**TASK DIRECTIONS:**
Omit the pictures and return every entry exactly as written.

**Dataset entries:**
----

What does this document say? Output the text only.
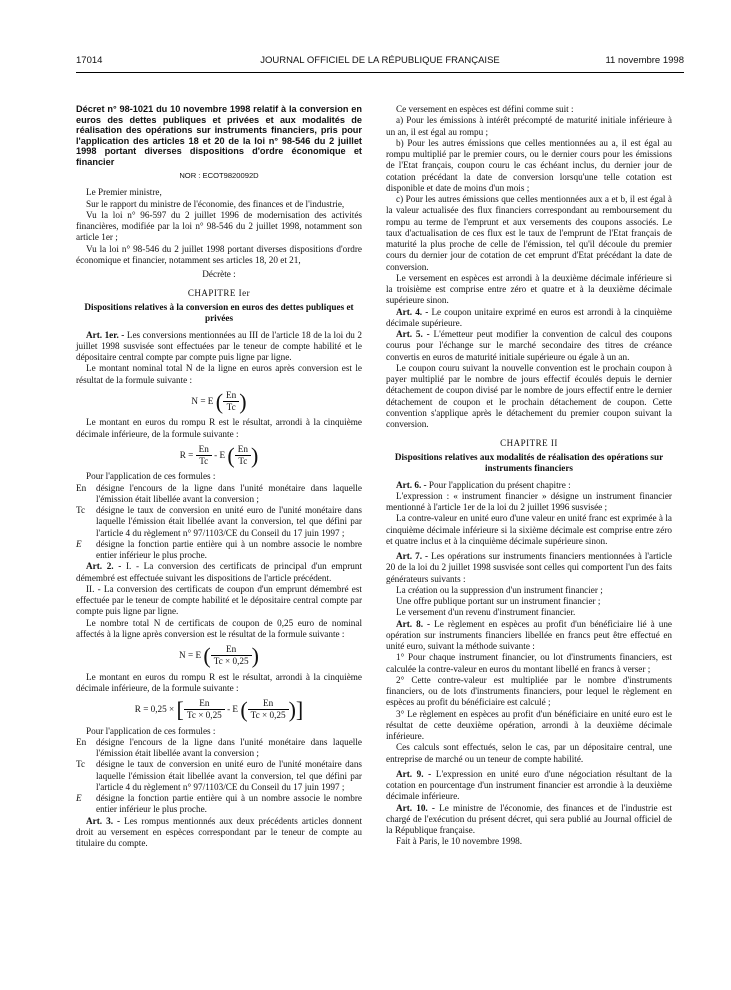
17014	JOURNAL OFFICIEL DE LA RÉPUBLIQUE FRANÇAISE	11 novembre 1998

Décret n° 98-1021 du 10 novembre 1998 relatif à la conversion en euros des dettes publiques et privées et aux modalités de réalisation des opérations sur instruments financiers, pris pour l'application des articles 18 et 20 de la loi n° 98-546 du 2 juillet 1998 portant diverses dispositions d'ordre économique et financier

NOR : ECOT9820092D

Le Premier ministre,

Sur le rapport du ministre de l'économie, des finances et de l'industrie,

Vu la loi n° 96-597 du 2 juillet 1996 de modernisation des activités financières, modifiée par la loi n° 98-546 du 2 juillet 1998, notamment son article 1er ;

Vu la loi n° 98-546 du 2 juillet 1998 portant diverses dispositions d'ordre économique et financier, notamment ses articles 18, 20 et 21,

Décrète :

CHAPITRE Ier

Dispositions relatives à la conversion en euros des dettes publiques et privées

Art. 1er. - Les conversions mentionnées au III de l'article 18 de la loi du 2 juillet 1998 susvisée sont effectuées par le teneur de compte habilité et le dépositaire central compte par compte puis ligne par ligne.

Le montant nominal total N de la ligne en euros après conversion est le résultat de la formule suivante :

N = E ( $\frac{En}{Tc}$ )

Le montant en euros du rompu R est le résultat, arrondi à la cinquième décimale inférieure, de la formule suivante :

$R = \frac{En}{Tc} - E$ ( $\frac{En}{Tc}$ )

Pour l'application de ces formules :

En	désigne l'encours de la ligne dans l'unité monétaire dans laquelle l'émission était libellée avant la conversion ;
Tc	désigne le taux de conversion en unité euro de l'unité monétaire dans laquelle l'émission était libellée avant la conversion, tel que défini par l'article 4 du règlement n° 97/1103/CE du Conseil du 17 juin 1997 ;
E	désigne la fonction partie entière qui à un nombre associe le nombre entier inférieur le plus proche.

Art. 2. - I. - La conversion des certificats de principal d'un emprunt démembré est effectuée suivant les dispositions de l'article précédent.

II. - La conversion des certificats de coupon d'un emprunt démembré est effectuée par le teneur de compte habilité et le dépositaire central compte par compte puis ligne par ligne.

Le nombre total N de certificats de coupon de 0,25 euro de nominal affectés à la ligne après conversion est le résultat de la formule suivante :

N = E ( $\frac{En}{Tc \times 0,25}$ )

Le montant en euros du rompu R est le résultat, arrondi à la cinquième décimale inférieure, de la formule suivante :

R = 0,25 × [ $\frac{En}{Tc \times 0,25}$ - E ( $\frac{En}{Tc \times 0,25}$ )]

Pour l'application de ces formules :

En	désigne l'encours de la ligne dans l'unité monétaire dans laquelle l'émission était libellée avant la conversion ;
Tc	désigne le taux de conversion en unité euro de l'unité monétaire dans laquelle l'émission était libellée avant la conversion, tel que défini par l'article 4 du règlement n° 97/1103/CE du Conseil du 17 juin 1997 ;
E	désigne la fonction partie entière qui à un nombre associe le nombre entier inférieur le plus proche.

Art. 3. - Les rompus mentionnés aux deux précédents articles donnent droit au versement en espèces correspondant par le teneur de compte au titulaire du compte.

Ce versement en espèces est défini comme suit :

a) Pour les émissions à intérêt précompté de maturité initiale inférieure à un an, il est égal au rompu ;

b) Pour les autres émissions que celles mentionnées au a, il est égal au rompu multiplié par le premier cours, ou le dernier cours pour les émissions de l'Etat français, coupon couru le cas échéant inclus, du dernier jour de cotation précédant la date de conversion lorsqu'une telle cotation est disponible et date de moins d'un mois ;

c) Pour les autres émissions que celles mentionnées aux a et b, il est égal à la valeur actualisée des flux financiers correspondant au remboursement du rompu au terme de l'emprunt et aux versements des coupons associés. Le taux d'actualisation de ces flux est le taux de l'emprunt de l'Etat français de maturité la plus proche de celle de l'émission, tel qu'il découle du premier cours du dernier jour de cotation de cet emprunt d'Etat précédant la date de conversion.

Le versement en espèces est arrondi à la deuxième décimale inférieure si la troisième est comprise entre zéro et quatre et à la deuxième décimale supérieure sinon.

Art. 4. - Le coupon unitaire exprimé en euros est arrondi à la cinquième décimale supérieure.

Art. 5. - L'émetteur peut modifier la convention de calcul des coupons courus pour l'échange sur le marché secondaire des titres de créance convertis en euros de maturité initiale supérieure ou égale à un an.

Le coupon couru suivant la nouvelle convention est le prochain coupon à payer multiplié par le nombre de jours effectif écoulés depuis le dernier détachement de coupon divisé par le nombre de jours effectif entre le dernier détachement de coupon et le prochain détachement de coupon. Cette convention s'applique après le détachement du premier coupon suivant la conversion.

CHAPITRE II

Dispositions relatives aux modalités de réalisation des opérations sur instruments financiers

Art. 6. - Pour l'application du présent chapitre :

L'expression : « instrument financier » désigne un instrument financier mentionné à l'article 1er de la loi du 2 juillet 1996 susvisée ;

La contre-valeur en unité euro d'une valeur en unité franc est exprimée à la cinquième décimale inférieure si la sixième décimale est comprise entre zéro et quatre inclus et à la cinquième décimale supérieure sinon.

Art. 7. - Les opérations sur instruments financiers mentionnées à l'article 20 de la loi du 2 juillet 1998 susvisée sont celles qui comportent l'un des faits générateurs suivants :

La création ou la suppression d'un instrument financier ;

Une offre publique portant sur un instrument financier ;

Le versement d'un revenu d'instrument financier.

Art. 8. - Le règlement en espèces au profit d'un bénéficiaire lié à une opération sur instruments financiers libellée en francs peut être effectué en unité euro, suivant la méthode suivante :

1° Pour chaque instrument financier, ou lot d'instruments financiers, est calculée la contre-valeur en euros du montant libellé en francs à verser ;

2° Cette contre-valeur est multipliée par le nombre d'instruments financiers, ou de lots d'instruments financiers, pour lequel le règlement en espèces au profit du bénéficiaire est calculé ;

3° Le règlement en espèces au profit d'un bénéficiaire en unité euro est le résultat de cette deuxième opération, arrondi à la deuxième décimale inférieure.

Ces calculs sont effectués, selon le cas, par un dépositaire central, une entreprise de marché ou un teneur de compte habilité.

Art. 9. - L'expression en unité euro d'une négociation résultant de la cotation en pourcentage d'un instrument financier est arrondie à la deuxième décimale inférieure.

Art. 10. - Le ministre de l'économie, des finances et de l'industrie est chargé de l'exécution du présent décret, qui sera publié au Journal officiel de la République française.

Fait à Paris, le 10 novembre 1998.
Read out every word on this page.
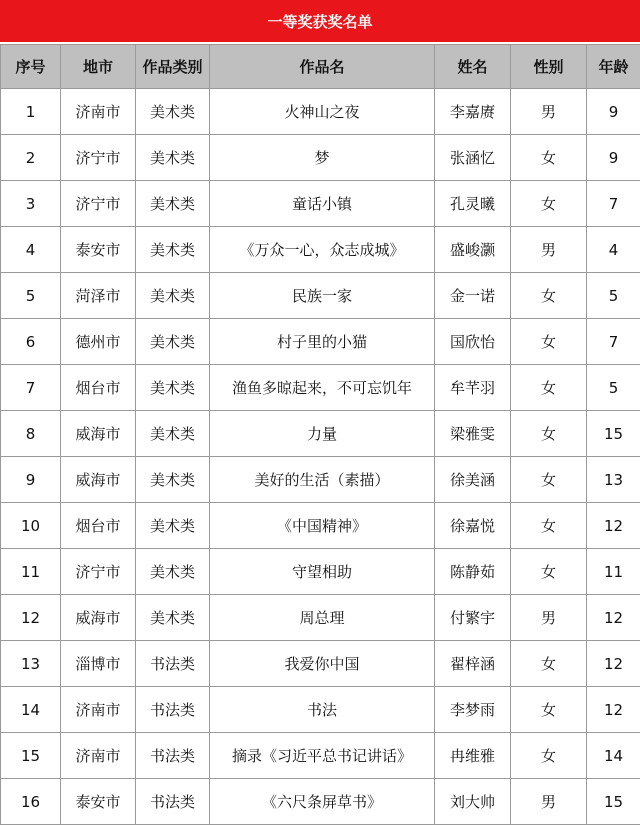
一等奖获奖名单
序号	地市	作品类别	作品名	姓名	性别	年龄
1	济南市	美术类	火神山之夜	李嘉赓	男	9
2	济宁市	美术类	梦	张涵忆	女	9
3	济宁市	美术类	童话小镇	孔灵曦	女	7
4	泰安市	美术类	《万众一心，众志成城》	盛峻灏	男	4
5	菏泽市	美术类	民族一家	金一诺	女	5
6	德州市	美术类	村子里的小猫	国欣怡	女	7
7	烟台市	美术类	渔鱼多晾起来，不可忘饥年	牟芊羽	女	5
8	威海市	美术类	力量	梁雅雯	女	15
9	威海市	美术类	美好的生活（素描）	徐美涵	女	13
10	烟台市	美术类	《中国精神》	徐嘉悦	女	12
11	济宁市	美术类	守望相助	陈静茹	女	11
12	威海市	美术类	周总理	付繁宇	男	12
13	淄博市	书法类	我爱你中国	翟梓涵	女	12
14	济南市	书法类	书法	李梦雨	女	12
15	济南市	书法类	摘录《习近平总书记讲话》	冉维雅	女	14
16	泰安市	书法类	《六尺条屏草书》	刘大帅	男	15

----

**ANSWER:**
What does this document say? Output the text only.
17014	JOURNAL OFFICIEL DE LA RÉPUBLIQUE FRANÇAISE	11 novembre 1998

Décret n° 98-1021 du 10 novembre 1998 relatif à la conversion en euros des dettes publiques et privées et aux modalités de réalisation des opérations sur instruments financiers, pris pour l'application des articles 18 et 20 de la loi n° 98-546 du 2 juillet 1998 portant diverses dispositions d'ordre économique et financier

NOR : ECOT9820092D

Le Premier ministre,

Sur le rapport du ministre de l'économie, des finances et de l'industrie,

Vu la loi n° 96-597 du 2 juillet 1996 de modernisation des activités financières, modifiée par la loi n° 98-546 du 2 juillet 1998, notamment son article 1er ;

Vu la loi n° 98-546 du 2 juillet 1998 portant diverses dispositions d'ordre économique et financier, notamment ses articles 18, 20 et 21,

Décrète :

CHAPITRE Ier

Dispositions relatives à la conversion en euros des dettes publiques et privées

Art. 1er. - Les conversions mentionnées au III de l'article 18 de la loi du 2 juillet 1998 susvisée sont effectuées par le teneur de compte habilité et le dépositaire central compte par compte puis ligne par ligne.

Le montant nominal total N de la ligne en euros après conversion est le résultat de la formule suivante :

N = E ( $\frac{En}{Tc}$ )

Le montant en euros du rompu R est le résultat, arrondi à la cinquième décimale inférieure, de la formule suivante :

$R = \frac{En}{Tc} - E$ ( $\frac{En}{Tc}$ )

Pour l'application de ces formules :

En	désigne l'encours de la ligne dans l'unité monétaire dans laquelle l'émission était libellée avant la conversion ;
Tc	désigne le taux de conversion en unité euro de l'unité monétaire dans laquelle l'émission était libellée avant la conversion, tel que défini par l'article 4 du règlement n° 97/1103/CE du Conseil du 17 juin 1997 ;
E	désigne la fonction partie entière qui à un nombre associe le nombre entier inférieur le plus proche.

Art. 2. - I. - La conversion des certificats de principal d'un emprunt démembré est effectuée suivant les dispositions de l'article précédent.

II. - La conversion des certificats de coupon d'un emprunt démembré est effectuée par le teneur de compte habilité et le dépositaire central compte par compte puis ligne par ligne.

Le nombre total N de certificats de coupon de 0,25 euro de nominal affectés à la ligne après conversion est le résultat de la formule suivante :

N = E ( $\frac{En}{Tc \times 0,25}$ )

Le montant en euros du rompu R est le résultat, arrondi à la cinquième décimale inférieure, de la formule suivante :

R = 0,25 × [ $\frac{En}{Tc \times 0,25}$ - E ( $\frac{En}{Tc \times 0,25}$ )]

Pour l'application de ces formules :

En	désigne l'encours de la ligne dans l'unité monétaire dans laquelle l'émission était libellée avant la conversion ;
Tc	désigne le taux de conversion en unité euro de l'unité monétaire dans laquelle l'émission était libellée avant la conversion, tel que défini par l'article 4 du règlement n° 97/1103/CE du Conseil du 17 juin 1997 ;
E	désigne la fonction partie entière qui à un nombre associe le nombre entier inférieur le plus proche.

Art. 3. - Les rompus mentionnés aux deux précédents articles donnent droit au versement en espèces correspondant par le teneur de compte au titulaire du compte.

Ce versement en espèces est défini comme suit :

a) Pour les émissions à intérêt précompté de maturité initiale inférieure à un an, il est égal au rompu ;

b) Pour les autres émissions que celles mentionnées au a, il est égal au rompu multiplié par le premier cours, ou le dernier cours pour les émissions de l'Etat français, coupon couru le cas échéant inclus, du dernier jour de cotation précédant la date de conversion lorsqu'une telle cotation est disponible et date de moins d'un mois ;

c) Pour les autres émissions que celles mentionnées aux a et b, il est égal à la valeur actualisée des flux financiers correspondant au remboursement du rompu au terme de l'emprunt et aux versements des coupons associés. Le taux d'actualisation de ces flux est le taux de l'emprunt de l'Etat français de maturité la plus proche de celle de l'émission, tel qu'il découle du premier cours du dernier jour de cotation de cet emprunt d'Etat précédant la date de conversion.

Le versement en espèces est arrondi à la deuxième décimale inférieure si la troisième est comprise entre zéro et quatre et à la deuxième décimale supérieure sinon.

Art. 4. - Le coupon unitaire exprimé en euros est arrondi à la cinquième décimale supérieure.

Art. 5. - L'émetteur peut modifier la convention de calcul des coupons courus pour l'échange sur le marché secondaire des titres de créance convertis en euros de maturité initiale supérieure ou égale à un an.

Le coupon couru suivant la nouvelle convention est le prochain coupon à payer multiplié par le nombre de jours effectif écoulés depuis le dernier détachement de coupon divisé par le nombre de jours effectif entre le dernier détachement de coupon et le prochain détachement de coupon. Cette convention s'applique après le détachement du premier coupon suivant la conversion.

CHAPITRE II

Dispositions relatives aux modalités de réalisation des opérations sur instruments financiers

Art. 6. - Pour l'application du présent chapitre :

L'expression : « instrument financier » désigne un instrument financier mentionné à l'article 1er de la loi du 2 juillet 1996 susvisée ;

La contre-valeur en unité euro d'une valeur en unité franc est exprimée à la cinquième décimale inférieure si la sixième décimale est comprise entre zéro et quatre inclus et à la cinquième décimale supérieure sinon.

Art. 7. - Les opérations sur instruments financiers mentionnées à l'article 20 de la loi du 2 juillet 1998 susvisée sont celles qui comportent l'un des faits générateurs suivants :

La création ou la suppression d'un instrument financier ;

Une offre publique portant sur un instrument financier ;

Le versement d'un revenu d'instrument financier.

Art. 8. - Le règlement en espèces au profit d'un bénéficiaire lié à une opération sur instruments financiers libellée en francs peut être effectué en unité euro, suivant la méthode suivante :

1° Pour chaque instrument financier, ou lot d'instruments financiers, est calculée la contre-valeur en euros du montant libellé en francs à verser ;

2° Cette contre-valeur est multipliée par le nombre d'instruments financiers, ou de lots d'instruments financiers, pour lequel le règlement en espèces au profit du bénéficiaire est calculé ;

3° Le règlement en espèces au profit d'un bénéficiaire en unité euro est le résultat de cette deuxième opération, arrondi à la deuxième décimale inférieure.

Ces calculs sont effectués, selon le cas, par un dépositaire central, une entreprise de marché ou un teneur de compte habilité.

Art. 9. - L'expression en unité euro d'une négociation résultant de la cotation en pourcentage d'un instrument financier est arrondie à la deuxième décimale inférieure.

Art. 10. - Le ministre de l'économie, des finances et de l'industrie est chargé de l'exécution du présent décret, qui sera publié au Journal officiel de la République française.

Fait à Paris, le 10 novembre 1998.
Read out every word on this page.
一等奖获奖名单
序号	地市	作品类别	作品名	姓名	性别	年龄
1	济南市	美术类	火神山之夜	李嘉赓	男	9
2	济宁市	美术类	梦	张涵忆	女	9
3	济宁市	美术类	童话小镇	孔灵曦	女	7
4	泰安市	美术类	《万众一心，众志成城》	盛峻灏	男	4
5	菏泽市	美术类	民族一家	金一诺	女	5
6	德州市	美术类	村子里的小猫	国欣怡	女	7
7	烟台市	美术类	渔鱼多晾起来，不可忘饥年	牟芊羽	女	5
8	威海市	美术类	力量	梁雅雯	女	15
9	威海市	美术类	美好的生活（素描）	徐美涵	女	13
10	烟台市	美术类	《中国精神》	徐嘉悦	女	12
11	济宁市	美术类	守望相助	陈静茹	女	11
12	威海市	美术类	周总理	付繁宇	男	12
13	淄博市	书法类	我爱你中国	翟梓涵	女	12
14	济南市	书法类	书法	李梦雨	女	12
15	济南市	书法类	摘录《习近平总书记讲话》	冉维雅	女	14
16	泰安市	书法类	《六尺条屏草书》	刘大帅	男	15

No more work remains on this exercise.